[Dataset items]

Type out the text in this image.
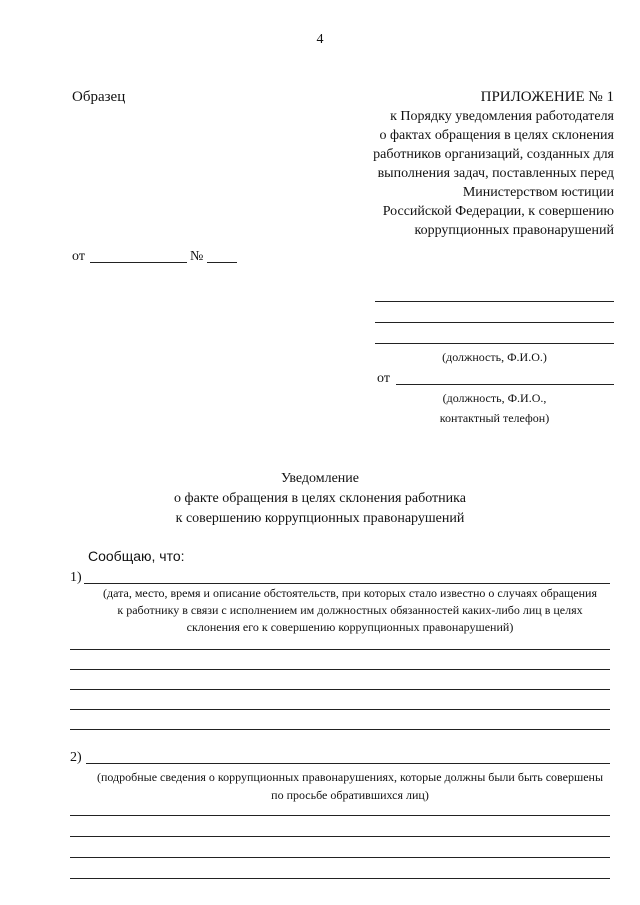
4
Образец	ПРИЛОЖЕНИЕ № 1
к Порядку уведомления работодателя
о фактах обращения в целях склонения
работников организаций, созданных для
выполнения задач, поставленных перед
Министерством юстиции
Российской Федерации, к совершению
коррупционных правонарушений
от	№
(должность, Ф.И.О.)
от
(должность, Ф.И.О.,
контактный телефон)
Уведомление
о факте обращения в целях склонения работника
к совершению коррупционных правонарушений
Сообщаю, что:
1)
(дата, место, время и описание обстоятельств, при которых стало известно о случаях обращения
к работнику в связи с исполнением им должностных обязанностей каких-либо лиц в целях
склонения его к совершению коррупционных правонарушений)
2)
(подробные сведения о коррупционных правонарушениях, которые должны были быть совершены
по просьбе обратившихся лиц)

# Problem:
Pictures are not part of the copy; output everything else in the records exactly.

# The completed task:
Type out the text in this image.
4
Образец	ПРИЛОЖЕНИЕ № 1
к Порядку уведомления работодателя
о фактах обращения в целях склонения
работников организаций, созданных для
выполнения задач, поставленных перед
Министерством юстиции
Российской Федерации, к совершению
коррупционных правонарушений
от	№
(должность, Ф.И.О.)
от
(должность, Ф.И.О.,
контактный телефон)
Уведомление
о факте обращения в целях склонения работника
к совершению коррупционных правонарушений
Сообщаю, что:
1)
(дата, место, время и описание обстоятельств, при которых стало известно о случаях обращения
к работнику в связи с исполнением им должностных обязанностей каких-либо лиц в целях
склонения его к совершению коррупционных правонарушений)
2)
(подробные сведения о коррупционных правонарушениях, которые должны были быть совершены
по просьбе обратившихся лиц)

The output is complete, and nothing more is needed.